BEGIN PROVIDED PASSAGE
Andy and Alicia Barr, co-owners of FiftyFifty Brewing Co., helped launch the north Tahoe region’s brewing scene. (Photo courtesy of FiftyFifty Brewing)

FiftyFifty Brewing Brings 100 Percent

Truckee brewers pioneer craft beer in the high country

Back Article Jan 11, 2023 By Scott Thomas Anderson

To learn about South Lake Tahoe’s brewery scene, click here.

It’s a beaming sunset in the Sierra. Twilight creeps along the brush and boulders dotting the Truckee River. As the river churns along the south outskirts of Truckee’s historic district, it ripples past a powdery white snowbank near the production facility of FiftyFifty Brewing Co., the original pathfinder for craft beer-making in the mountain range. 

Though quality breweries are cropping up between Donner’s Pass and South Lake Tahoe, the first to drive its stakes in the snow — and the one that’s now shipping beer across the world — is FiftyFifty, which co-owners Andy and Alicia Barr opened in 2007. The couple got their start with a smaller brewing setup and restaurant just up the hill from their production house. Over time, the success of FiftyFifty began to inspire other beer-makers with the same dream. Truckee has a lot of taps pouring these days, including at Truckee Brewing Company, Good Wolfe Brewery and Donner Creek Brewing. Each contributes to the town’s collective craft beer identity. 

“We’ve been kind of a big brother for the breweries around Tahoe,” says Alicia Barr. “It’s about having that extensive history, as well as keeping up with innovations. We’ve also done a lot to try to help other breweries. For us, it’s been about creating a bigger and better overall vibe for craft beer in Truckee, north Tahoe. We all do better if there’s a better craft beer scene up here.”
END PROVIDED PASSAGE
**REQUIRED ACTIONS:**
- 1) From the article on FiftyFifty Brewing, reproduce the part that opens with the words containing "Back Article Jan" and closes with "the mountain range.", switching "Sierra" to "Rockies" throughout.
- 2) Translate this sentence from the FiftyFifty Brewing article into Spanish: "Twilight creeps along the brush and boulders dotting the Truckee River."
BEGIN MATERIAL SHOWN
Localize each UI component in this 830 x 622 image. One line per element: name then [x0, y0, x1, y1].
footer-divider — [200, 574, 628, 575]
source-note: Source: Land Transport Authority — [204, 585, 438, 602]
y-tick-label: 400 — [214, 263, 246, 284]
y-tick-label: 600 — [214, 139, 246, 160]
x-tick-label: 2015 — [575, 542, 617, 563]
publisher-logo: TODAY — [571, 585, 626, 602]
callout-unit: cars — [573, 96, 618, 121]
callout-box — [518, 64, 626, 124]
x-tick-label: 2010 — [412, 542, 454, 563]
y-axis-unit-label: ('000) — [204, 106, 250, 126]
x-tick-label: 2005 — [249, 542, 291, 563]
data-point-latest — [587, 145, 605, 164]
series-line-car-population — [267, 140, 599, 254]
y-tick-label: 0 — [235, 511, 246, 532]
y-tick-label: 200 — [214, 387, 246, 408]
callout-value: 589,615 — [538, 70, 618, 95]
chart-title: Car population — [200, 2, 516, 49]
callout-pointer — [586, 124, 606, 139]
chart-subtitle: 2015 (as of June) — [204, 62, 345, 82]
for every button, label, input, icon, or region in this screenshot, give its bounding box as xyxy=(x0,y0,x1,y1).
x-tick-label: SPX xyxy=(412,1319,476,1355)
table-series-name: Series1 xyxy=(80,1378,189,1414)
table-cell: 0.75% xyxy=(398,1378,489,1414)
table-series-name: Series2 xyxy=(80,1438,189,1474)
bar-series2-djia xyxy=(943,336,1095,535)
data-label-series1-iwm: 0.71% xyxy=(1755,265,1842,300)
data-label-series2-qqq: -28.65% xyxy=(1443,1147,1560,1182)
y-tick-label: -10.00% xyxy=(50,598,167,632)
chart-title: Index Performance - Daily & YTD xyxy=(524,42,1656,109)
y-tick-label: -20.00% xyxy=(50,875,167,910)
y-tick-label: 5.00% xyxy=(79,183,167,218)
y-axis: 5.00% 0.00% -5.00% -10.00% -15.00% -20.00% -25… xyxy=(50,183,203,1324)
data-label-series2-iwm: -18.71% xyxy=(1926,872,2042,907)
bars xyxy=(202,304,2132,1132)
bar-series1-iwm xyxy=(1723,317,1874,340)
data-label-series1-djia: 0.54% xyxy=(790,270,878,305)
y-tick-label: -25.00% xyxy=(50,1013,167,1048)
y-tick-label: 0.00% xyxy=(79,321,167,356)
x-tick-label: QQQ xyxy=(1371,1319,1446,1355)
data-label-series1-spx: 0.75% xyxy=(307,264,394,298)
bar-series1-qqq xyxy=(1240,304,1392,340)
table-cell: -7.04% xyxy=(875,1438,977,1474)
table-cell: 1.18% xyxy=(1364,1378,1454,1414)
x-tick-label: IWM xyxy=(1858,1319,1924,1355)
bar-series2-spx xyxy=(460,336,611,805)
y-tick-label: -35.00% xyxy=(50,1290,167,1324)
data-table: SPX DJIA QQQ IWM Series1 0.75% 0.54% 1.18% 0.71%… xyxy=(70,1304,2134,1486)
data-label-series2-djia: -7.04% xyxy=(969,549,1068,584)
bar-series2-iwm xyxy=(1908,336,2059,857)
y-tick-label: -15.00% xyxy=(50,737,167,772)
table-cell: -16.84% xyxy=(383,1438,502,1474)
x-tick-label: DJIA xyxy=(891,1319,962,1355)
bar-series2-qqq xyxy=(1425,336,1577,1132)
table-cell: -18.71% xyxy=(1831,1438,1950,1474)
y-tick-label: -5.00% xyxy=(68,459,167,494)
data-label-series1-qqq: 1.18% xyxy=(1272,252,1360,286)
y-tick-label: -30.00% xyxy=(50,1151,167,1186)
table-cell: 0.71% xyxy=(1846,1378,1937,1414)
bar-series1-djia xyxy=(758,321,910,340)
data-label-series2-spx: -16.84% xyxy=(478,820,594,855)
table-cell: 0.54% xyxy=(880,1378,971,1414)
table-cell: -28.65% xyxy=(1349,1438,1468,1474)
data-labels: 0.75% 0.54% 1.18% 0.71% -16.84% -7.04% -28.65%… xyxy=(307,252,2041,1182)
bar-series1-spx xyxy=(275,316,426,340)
END MATERIAL SHOWN
**SOLUTIONS:**
- 1)
Back Article Jan 11, 2023 By Scott Thomas Anderson

To learn about South Lake Tahoe’s brewery scene, click here.

It’s a beaming sunset in the Rockies. Twilight creeps along the brush and boulders dotting the Truckee River. As the river churns along the south outskirts of Truckee’s historic district, it ripples past a powdery white snowbank near the production facility of FiftyFifty Brewing Co., the original pathfinder for craft beer-making in the mountain range.

- 2) El crepúsculo avanza sigiloso entre los matorrales y las rocas que salpican el río Truckee.